:: Passage provided ::
◆ ◆ ◆
Tuesday, October 27, 2015

Hungary Prime Minister Viktor Orban Rejects Angela Merkel's 'Welcoming' Ideology of Unchecked Immigration Suicide

Well a right-wing party, and apparently anti-immigrant, just won the majority in Poland's parliamentary elections this week, so perhaps we're witnessing a major shift in European politics. Or at least, in East European politics.

From James Traub, at Foreign Policy, "The Fearmonger of Budapest":
BUDAPEST, Hungary — The European response to the refugee crisis that escalated this August has two poles: Germany’s Angela Merkel and Hungary’s Viktor Orban. Merkel has consistently maintained that the immense flow of refugees from Middle Eastern war zones constitutes a collective moral obligation for Europe; Orban has called this view a species of madness. Orban is as powerful a spokesman for nativism and xenophobia as Merkel is for universalism.

And Orban got there first. In mid-January, after attending a mass rally in Paris honoring the victims of the attacks on Charlie Hebdo and at a kosher supermarket, Orban said in an interview, “We should not look at economic immigration as if it had any use, because it only brings trouble and threats to European people. Therefore, immigration must be stopped.” Orban was quite explicit about the kind of immigration he especially opposed. “We do not want to see a significant minority among ourselves that has different cultural characteristics and background,” he said. “We would like to keep Hungary as Hungary.” That was the lesson he took from Charlie Hebdo.

Orban is fully prepared to wade into the darkest pools of the Hungarian psyche. In April, still well before the refugee flood, Orban’s government distributed a questionnaire to all adult Hungarians which stated, among other things, “Some people believe that the mishandling of immigration issues in Brussels and the spread of terrorism are connected.” It then went on to ask, “Do you agree with this opinion?” Citizens were also told, “Some people say that immigrants threaten the jobs and livelihood of Hungarians,” then asked, “Do you agree?” The U.N.’s human rights commission condemned the questionnaire as “extremely biased” and “absolutely shocking.” Nevertheless, most of those who bothered to answer did, of course, agree. Having thus manufactured a show of public support, Orban’s Fidesz party posted billboards around the country with messages like, “If you come to Hungary, you cannot take the jobs of Hungarians.”

Orban had prepared the Hungarian people in advance for the Biblical tide of refugees who began pouring through Hungary on their way to Germany or Sweden. The fences he ordered built at the border with Serbia and then with Croatia; his use of the army to turn back refugees; his scathing rhetoric; his passage of emergency laws that criminalized the very act of seeking asylum — all have been denounced across Europe, but they’ve done wonders for his standing at home. In recent years, support had been steadily draining from Fidesz to the ultranationalist Jobbik party, but by September of this year the trend had begun to reverse.
◆ ◆ ◆
(Annotations of page elements)

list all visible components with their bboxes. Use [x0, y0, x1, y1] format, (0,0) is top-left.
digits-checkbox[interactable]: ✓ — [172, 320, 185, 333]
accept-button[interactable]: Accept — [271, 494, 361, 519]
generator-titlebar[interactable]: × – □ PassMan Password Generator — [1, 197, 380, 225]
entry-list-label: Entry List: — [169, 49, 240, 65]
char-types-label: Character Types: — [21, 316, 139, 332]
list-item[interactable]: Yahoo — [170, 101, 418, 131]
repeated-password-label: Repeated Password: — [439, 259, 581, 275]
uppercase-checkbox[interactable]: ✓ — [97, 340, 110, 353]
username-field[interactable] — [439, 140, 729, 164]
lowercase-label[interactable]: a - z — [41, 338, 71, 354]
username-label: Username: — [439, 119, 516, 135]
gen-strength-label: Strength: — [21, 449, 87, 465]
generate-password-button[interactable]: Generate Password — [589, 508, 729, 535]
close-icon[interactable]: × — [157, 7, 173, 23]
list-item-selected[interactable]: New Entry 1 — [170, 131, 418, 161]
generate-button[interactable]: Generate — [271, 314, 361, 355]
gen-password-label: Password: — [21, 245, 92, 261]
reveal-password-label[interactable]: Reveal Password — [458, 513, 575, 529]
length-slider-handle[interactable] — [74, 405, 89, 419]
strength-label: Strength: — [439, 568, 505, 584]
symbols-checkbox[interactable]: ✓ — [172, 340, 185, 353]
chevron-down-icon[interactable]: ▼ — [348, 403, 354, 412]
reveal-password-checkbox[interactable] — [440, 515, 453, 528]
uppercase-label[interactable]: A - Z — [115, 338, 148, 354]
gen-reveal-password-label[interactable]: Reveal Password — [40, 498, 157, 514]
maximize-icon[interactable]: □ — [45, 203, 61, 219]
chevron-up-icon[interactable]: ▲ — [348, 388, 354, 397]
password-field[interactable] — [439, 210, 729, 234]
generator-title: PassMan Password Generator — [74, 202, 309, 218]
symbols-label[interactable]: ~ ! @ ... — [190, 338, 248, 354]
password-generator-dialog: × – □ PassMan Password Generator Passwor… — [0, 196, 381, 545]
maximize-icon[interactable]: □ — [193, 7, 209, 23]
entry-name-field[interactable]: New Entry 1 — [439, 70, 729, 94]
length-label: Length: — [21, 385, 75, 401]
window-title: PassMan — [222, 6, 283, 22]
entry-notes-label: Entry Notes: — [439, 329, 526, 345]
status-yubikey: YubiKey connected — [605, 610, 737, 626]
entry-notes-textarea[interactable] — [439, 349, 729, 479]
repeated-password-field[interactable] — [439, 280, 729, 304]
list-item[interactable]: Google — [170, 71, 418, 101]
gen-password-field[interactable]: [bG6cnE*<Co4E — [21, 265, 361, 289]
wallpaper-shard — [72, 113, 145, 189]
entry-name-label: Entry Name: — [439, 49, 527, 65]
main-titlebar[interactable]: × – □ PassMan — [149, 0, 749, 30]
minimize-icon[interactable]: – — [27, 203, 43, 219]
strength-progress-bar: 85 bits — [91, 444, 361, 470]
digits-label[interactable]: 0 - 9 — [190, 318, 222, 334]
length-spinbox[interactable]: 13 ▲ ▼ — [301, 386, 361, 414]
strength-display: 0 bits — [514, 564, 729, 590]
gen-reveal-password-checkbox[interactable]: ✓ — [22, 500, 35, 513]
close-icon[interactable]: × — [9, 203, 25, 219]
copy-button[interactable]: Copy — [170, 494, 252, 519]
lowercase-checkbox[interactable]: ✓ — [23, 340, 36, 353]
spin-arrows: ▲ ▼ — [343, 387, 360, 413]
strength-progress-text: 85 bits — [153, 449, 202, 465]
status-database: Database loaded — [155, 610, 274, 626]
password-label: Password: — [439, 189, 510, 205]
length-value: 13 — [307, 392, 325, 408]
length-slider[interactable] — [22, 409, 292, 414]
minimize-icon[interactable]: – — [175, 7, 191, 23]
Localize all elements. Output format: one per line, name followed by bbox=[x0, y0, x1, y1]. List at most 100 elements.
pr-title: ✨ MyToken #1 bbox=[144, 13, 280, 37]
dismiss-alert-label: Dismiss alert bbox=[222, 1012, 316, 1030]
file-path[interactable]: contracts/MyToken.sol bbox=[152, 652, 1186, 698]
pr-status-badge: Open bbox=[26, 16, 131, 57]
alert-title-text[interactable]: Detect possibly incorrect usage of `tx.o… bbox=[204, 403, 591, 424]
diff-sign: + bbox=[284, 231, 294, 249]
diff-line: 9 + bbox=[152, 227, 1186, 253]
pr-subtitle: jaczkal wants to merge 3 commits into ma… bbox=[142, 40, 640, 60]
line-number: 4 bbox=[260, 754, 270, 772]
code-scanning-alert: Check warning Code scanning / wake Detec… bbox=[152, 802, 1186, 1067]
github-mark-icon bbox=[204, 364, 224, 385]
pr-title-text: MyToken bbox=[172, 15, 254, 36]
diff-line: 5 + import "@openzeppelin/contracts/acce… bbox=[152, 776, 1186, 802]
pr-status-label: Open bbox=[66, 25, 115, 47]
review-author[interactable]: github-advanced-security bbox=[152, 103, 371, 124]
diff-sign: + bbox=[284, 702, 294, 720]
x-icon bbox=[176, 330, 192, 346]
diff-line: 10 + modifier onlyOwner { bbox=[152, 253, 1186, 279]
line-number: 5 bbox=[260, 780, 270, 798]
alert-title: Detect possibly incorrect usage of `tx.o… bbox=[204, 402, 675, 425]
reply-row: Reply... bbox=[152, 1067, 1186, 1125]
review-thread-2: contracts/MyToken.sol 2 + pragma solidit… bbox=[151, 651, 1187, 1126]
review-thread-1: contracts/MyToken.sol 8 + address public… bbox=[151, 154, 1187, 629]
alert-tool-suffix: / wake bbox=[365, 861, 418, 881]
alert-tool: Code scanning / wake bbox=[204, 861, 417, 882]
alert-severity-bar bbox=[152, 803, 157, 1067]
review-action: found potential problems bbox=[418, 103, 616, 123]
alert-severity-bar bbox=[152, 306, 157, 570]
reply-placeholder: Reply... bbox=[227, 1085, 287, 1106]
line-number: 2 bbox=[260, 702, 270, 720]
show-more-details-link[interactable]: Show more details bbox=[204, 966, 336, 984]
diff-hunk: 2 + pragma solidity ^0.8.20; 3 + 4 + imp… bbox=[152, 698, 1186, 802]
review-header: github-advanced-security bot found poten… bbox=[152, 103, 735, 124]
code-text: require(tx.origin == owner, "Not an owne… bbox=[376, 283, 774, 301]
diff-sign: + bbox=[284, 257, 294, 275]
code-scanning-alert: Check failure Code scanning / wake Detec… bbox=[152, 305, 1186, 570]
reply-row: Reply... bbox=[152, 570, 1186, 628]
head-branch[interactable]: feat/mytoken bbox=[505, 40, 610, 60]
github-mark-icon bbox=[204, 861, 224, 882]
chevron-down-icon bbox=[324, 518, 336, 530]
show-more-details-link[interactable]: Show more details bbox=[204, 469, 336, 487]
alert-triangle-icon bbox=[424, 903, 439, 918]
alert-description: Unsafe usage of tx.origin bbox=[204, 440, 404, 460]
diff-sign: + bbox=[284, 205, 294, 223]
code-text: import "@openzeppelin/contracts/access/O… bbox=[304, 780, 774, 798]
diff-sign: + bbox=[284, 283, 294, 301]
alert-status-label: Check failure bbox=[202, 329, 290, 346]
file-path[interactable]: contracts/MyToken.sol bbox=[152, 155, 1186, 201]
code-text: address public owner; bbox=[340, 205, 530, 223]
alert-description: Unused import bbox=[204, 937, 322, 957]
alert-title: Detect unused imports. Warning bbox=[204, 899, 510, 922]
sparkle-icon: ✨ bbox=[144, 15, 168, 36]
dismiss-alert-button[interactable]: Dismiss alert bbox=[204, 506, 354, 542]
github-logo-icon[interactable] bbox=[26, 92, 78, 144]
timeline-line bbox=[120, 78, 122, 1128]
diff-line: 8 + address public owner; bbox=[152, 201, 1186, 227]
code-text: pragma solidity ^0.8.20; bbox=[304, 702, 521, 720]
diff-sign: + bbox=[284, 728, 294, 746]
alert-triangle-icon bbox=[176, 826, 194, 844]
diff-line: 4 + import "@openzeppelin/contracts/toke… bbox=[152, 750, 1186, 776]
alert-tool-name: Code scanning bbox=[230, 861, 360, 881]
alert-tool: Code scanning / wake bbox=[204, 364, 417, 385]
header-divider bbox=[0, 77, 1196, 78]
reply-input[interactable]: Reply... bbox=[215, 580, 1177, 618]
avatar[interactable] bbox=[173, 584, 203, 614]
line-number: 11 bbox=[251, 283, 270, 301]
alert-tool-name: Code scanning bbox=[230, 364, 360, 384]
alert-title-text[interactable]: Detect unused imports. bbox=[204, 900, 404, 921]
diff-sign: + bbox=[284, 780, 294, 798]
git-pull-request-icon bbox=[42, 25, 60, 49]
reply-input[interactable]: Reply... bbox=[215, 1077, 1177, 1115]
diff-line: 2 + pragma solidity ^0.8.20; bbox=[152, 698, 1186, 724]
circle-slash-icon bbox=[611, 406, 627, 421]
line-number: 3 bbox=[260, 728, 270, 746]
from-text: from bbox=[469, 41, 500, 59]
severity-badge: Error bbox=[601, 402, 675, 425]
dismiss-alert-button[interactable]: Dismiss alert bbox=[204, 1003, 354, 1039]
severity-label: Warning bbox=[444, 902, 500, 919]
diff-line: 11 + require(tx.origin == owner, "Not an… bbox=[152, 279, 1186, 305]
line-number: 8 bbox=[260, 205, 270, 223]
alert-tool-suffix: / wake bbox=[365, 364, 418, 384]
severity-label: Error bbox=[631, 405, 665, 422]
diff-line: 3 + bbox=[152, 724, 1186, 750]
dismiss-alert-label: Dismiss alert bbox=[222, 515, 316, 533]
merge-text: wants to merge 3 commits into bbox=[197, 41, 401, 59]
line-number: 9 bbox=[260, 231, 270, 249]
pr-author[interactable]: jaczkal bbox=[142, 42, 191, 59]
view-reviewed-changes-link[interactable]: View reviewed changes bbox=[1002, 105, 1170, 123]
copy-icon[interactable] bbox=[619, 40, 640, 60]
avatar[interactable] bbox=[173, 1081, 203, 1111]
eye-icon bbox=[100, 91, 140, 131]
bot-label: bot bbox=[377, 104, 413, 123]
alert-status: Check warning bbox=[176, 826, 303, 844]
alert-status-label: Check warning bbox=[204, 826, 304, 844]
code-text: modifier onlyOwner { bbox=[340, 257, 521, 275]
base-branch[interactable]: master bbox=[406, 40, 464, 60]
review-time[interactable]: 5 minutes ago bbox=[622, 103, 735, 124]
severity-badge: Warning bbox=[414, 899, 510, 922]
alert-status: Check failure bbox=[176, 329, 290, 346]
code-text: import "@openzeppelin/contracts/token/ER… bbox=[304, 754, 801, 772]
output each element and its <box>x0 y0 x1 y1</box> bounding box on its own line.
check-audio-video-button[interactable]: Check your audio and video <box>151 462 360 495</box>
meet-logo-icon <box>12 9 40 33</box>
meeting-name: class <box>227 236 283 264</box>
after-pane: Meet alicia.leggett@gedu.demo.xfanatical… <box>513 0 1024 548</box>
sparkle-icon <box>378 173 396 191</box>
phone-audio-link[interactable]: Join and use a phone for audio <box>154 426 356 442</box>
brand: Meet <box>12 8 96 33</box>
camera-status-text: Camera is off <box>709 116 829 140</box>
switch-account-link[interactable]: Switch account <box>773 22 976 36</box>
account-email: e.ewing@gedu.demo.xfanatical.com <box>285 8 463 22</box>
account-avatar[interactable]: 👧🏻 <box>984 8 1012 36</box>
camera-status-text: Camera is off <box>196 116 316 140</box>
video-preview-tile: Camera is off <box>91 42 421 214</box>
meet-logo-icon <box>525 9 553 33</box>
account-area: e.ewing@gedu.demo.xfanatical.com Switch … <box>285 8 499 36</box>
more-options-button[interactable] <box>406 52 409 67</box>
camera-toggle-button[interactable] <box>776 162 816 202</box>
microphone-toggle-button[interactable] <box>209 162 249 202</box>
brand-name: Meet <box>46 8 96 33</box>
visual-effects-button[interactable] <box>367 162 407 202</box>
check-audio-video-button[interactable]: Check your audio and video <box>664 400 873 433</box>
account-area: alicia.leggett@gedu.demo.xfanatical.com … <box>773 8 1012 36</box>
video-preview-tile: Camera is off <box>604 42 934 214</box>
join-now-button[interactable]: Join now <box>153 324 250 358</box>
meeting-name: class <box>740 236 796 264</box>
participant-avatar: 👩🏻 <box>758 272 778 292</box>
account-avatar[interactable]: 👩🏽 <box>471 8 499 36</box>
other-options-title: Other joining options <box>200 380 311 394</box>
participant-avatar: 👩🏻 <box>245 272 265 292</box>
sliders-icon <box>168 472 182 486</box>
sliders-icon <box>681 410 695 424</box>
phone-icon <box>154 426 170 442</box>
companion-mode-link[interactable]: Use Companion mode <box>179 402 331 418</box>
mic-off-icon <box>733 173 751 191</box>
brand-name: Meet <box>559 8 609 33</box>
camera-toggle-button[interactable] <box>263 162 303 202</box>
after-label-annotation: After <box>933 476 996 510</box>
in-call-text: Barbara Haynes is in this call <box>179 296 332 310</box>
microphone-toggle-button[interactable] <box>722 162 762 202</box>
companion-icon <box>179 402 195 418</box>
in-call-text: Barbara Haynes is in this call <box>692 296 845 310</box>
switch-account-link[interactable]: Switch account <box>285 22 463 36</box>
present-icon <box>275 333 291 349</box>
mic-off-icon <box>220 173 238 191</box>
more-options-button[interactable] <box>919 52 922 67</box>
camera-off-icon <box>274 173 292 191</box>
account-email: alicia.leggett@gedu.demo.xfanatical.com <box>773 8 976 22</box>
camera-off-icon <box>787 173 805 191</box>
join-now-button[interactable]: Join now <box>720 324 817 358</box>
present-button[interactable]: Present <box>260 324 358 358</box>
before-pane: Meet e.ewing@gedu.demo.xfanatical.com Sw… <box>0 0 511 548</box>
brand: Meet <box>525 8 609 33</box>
◆ ◆ ◆
:: Parts of the exercise ::
1. Can you lay out the lines of the listing as a numbered list, starting at its first line and ending at the line containing "repeated-password-label: Repeated Password: —", with blank lines left out?
2. Can you proceed with the post on Viktor Orban's immigration stance, picking up after its final paragraph?
The listing bears no relation to the text about Viktor Orban and immigration.

:: Results for each task ::
1.
1. list all visible components with their bboxes. Use [x0, y0, x1, y1] format, (0,0) is top-left.
2. digits-checkbox[interactable]: ✓ — [172, 320, 185, 333]
3. accept-button[interactable]: Accept — [271, 494, 361, 519]
4. generator-titlebar[interactable]: × – □ PassMan Password Generator — [1, 197, 380, 225]
5. entry-list-label: Entry List: — [169, 49, 240, 65]
6. char-types-label: Character Types: — [21, 316, 139, 332]
7. list-item[interactable]: Yahoo — [170, 101, 418, 131]
8. repeated-password-label: Repeated Password: — [439, 259, 581, 275]

2.
Why is Hungary different? To be fair, Poland, Slovakia, and the Czech Republic have all resisted the idea of accepting Muslim refugees, but unlike Hungary they don’t have to deal with 300,000 refugees crossing their territory and overwhelming their infrastructure. Yet both Croatia and Slovenia, which have had to deal with refugees diverted from Hungary, have behaved and sounded more like Germany than Hungary. In Slovenia, the army fed the refugees and walked them to the Austrian border. Croatia’s interior minister explained his country’s policy by saying, “Nobody can stop this flow without shooting.”

That is not the view I heard in Budapest, including from people otherwise suspicious of Orban. Istvan Gyarmati, a retired diplomat who now runs a democracy promotion institute in Budapest, told me that “now everyone agrees that Orban was right about the refugees.” It would not be long, he predicted, before Merkel realized that she had a policy and political catastrophe on her hands. I asked Gyarmati how he thought the problem should be resolved. That was easy: “The alternative is to keep them out of Europe.” Once they had fled the war zone for the safety of Turkey or Jordan, they no longer needed asylum or could legally claim such status. They were just migrants. I heard the same argument — which does, in fact, correspond to the letter, if not the spirit, of the Geneva Conventions — from several government officials. When I pointed out that this meant building a wall around Europe, they shrugged...
Traub talked to all these people and he still doesn't get it, marinated in his "welcoming" collectivist ideology that both Poland and Hungary are rejecting.

Put a wall around Europe? Yeah, you think?

Still more.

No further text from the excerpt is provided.